BRIEF
Extract every line of the records below and reproduce each one character for character.

***

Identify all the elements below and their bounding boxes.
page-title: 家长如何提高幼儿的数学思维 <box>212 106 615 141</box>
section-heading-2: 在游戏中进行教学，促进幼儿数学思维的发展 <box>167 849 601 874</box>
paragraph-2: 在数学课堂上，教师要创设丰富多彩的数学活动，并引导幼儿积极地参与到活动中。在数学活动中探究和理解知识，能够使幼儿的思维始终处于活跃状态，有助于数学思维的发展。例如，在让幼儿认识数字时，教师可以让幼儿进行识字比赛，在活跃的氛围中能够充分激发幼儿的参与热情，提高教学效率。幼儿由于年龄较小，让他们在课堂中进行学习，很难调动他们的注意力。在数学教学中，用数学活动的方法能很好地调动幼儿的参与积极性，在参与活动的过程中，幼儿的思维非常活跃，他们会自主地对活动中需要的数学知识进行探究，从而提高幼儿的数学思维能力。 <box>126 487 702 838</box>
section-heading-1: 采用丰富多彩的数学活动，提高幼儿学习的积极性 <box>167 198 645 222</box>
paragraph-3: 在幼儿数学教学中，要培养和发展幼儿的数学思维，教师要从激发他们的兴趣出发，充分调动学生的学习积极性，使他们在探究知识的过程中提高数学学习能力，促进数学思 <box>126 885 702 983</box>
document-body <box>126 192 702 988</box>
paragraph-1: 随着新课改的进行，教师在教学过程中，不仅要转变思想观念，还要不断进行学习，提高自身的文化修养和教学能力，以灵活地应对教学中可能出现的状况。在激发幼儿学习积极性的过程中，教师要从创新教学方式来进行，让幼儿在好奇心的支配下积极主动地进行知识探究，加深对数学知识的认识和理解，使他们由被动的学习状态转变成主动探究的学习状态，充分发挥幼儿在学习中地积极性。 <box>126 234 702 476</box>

***

EXERCISE OUTPUT
Identify all the elements below and their bounding boxes.
page-title: 家长如何提高幼儿的数学思维 <box>212 106 615 141</box>
section-heading-2: 在游戏中进行教学，促进幼儿数学思维的发展 <box>167 849 601 874</box>
paragraph-2: 在数学课堂上，教师要创设丰富多彩的数学活动，并引导幼儿积极地参与到活动中。在数学活动中探究和理解知识，能够使幼儿的思维始终处于活跃状态，有助于数学思维的发展。例如，在让幼儿认识数字时，教师可以让幼儿进行识字比赛，在活跃的氛围中能够充分激发幼儿的参与热情，提高教学效率。幼儿由于年龄较小，让他们在课堂中进行学习，很难调动他们的注意力。在数学教学中，用数学活动的方法能很好地调动幼儿的参与积极性，在参与活动的过程中，幼儿的思维非常活跃，他们会自主地对活动中需要的数学知识进行探究，从而提高幼儿的数学思维能力。 <box>126 487 702 838</box>
section-heading-1: 采用丰富多彩的数学活动，提高幼儿学习的积极性 <box>167 198 645 222</box>
paragraph-3: 在幼儿数学教学中，要培养和发展幼儿的数学思维，教师要从激发他们的兴趣出发，充分调动学生的学习积极性，使他们在探究知识的过程中提高数学学习能力，促进数学思 <box>126 885 702 983</box>
document-body <box>126 192 702 988</box>
paragraph-1: 随着新课改的进行，教师在教学过程中，不仅要转变思想观念，还要不断进行学习，提高自身的文化修养和教学能力，以灵活地应对教学中可能出现的状况。在激发幼儿学习积极性的过程中，教师要从创新教学方式来进行，让幼儿在好奇心的支配下积极主动地进行知识探究，加深对数学知识的认识和理解，使他们由被动的学习状态转变成主动探究的学习状态，充分发挥幼儿在学习中地积极性。 <box>126 234 702 476</box>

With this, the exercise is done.